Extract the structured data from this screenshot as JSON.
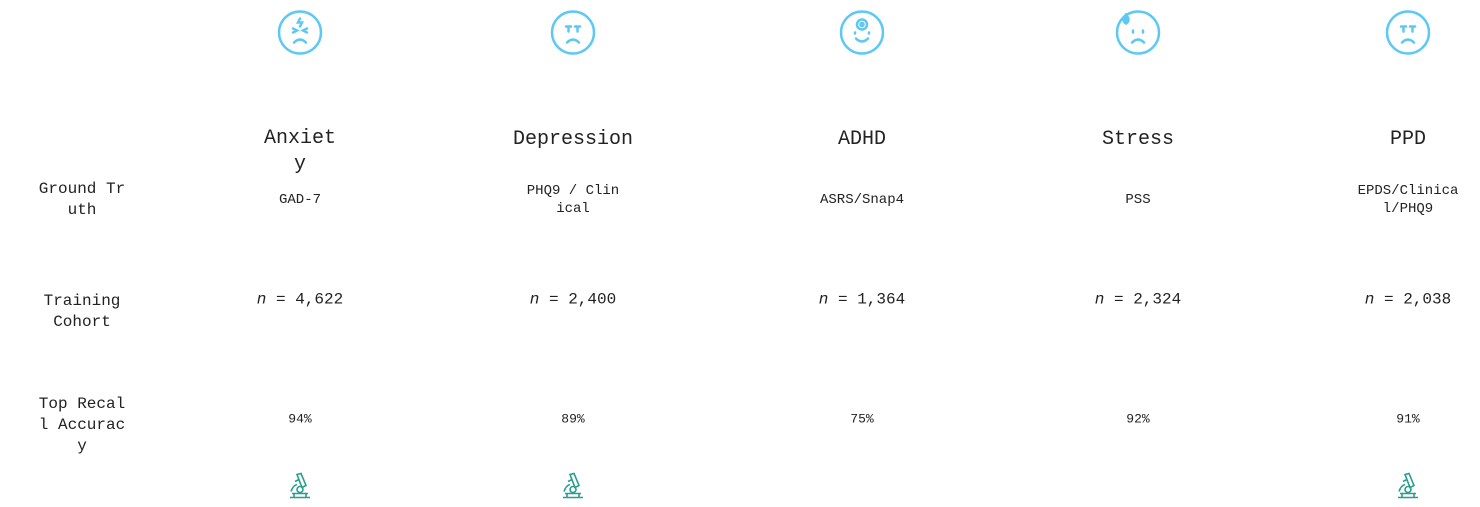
{
  "table": {
    "columns": [
      "Anxiety",
      "Depression",
      "ADHD",
      "Stress",
      "PPD"
    ],
    "row_labels": [
      "Ground Truth",
      "Training Cohort",
      "Top Recall Accuracy"
    ],
    "rows": [
      [
        "GAD-7",
        "PHQ9 / Clinical",
        "ASRS/Snap4",
        "PSS",
        "EPDS/Clinical/PHQ9"
      ],
      [
        [
          "n",
          " = 4,622"
        ],
        [
          "n",
          " = 2,400"
        ],
        [
          "n",
          " = 1,364"
        ],
        [
          "n",
          " = 2,324"
        ],
        [
          "n",
          " = 2,038"
        ]
      ],
      [
        "94%",
        "89%",
        "75%",
        "92%",
        "91%"
      ]
    ]
  }
}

_ _ _

- WORK TO DO
Output the data above without changes, apart from leaving out the pictures.

- FINAL ANSWER
Extract the structured data from this screenshot as JSON.
{
  "table": {
    "columns": [
      "Anxiety",
      "Depression",
      "ADHD",
      "Stress",
      "PPD"
    ],
    "row_labels": [
      "Ground Truth",
      "Training Cohort",
      "Top Recall Accuracy"
    ],
    "rows": [
      [
        "GAD-7",
        "PHQ9 / Clinical",
        "ASRS/Snap4",
        "PSS",
        "EPDS/Clinical/PHQ9"
      ],
      [
        [
          "n",
          " = 4,622"
        ],
        [
          "n",
          " = 2,400"
        ],
        [
          "n",
          " = 1,364"
        ],
        [
          "n",
          " = 2,324"
        ],
        [
          "n",
          " = 2,038"
        ]
      ],
      [
        "94%",
        "89%",
        "75%",
        "92%",
        "91%"
      ]
    ]
  }
}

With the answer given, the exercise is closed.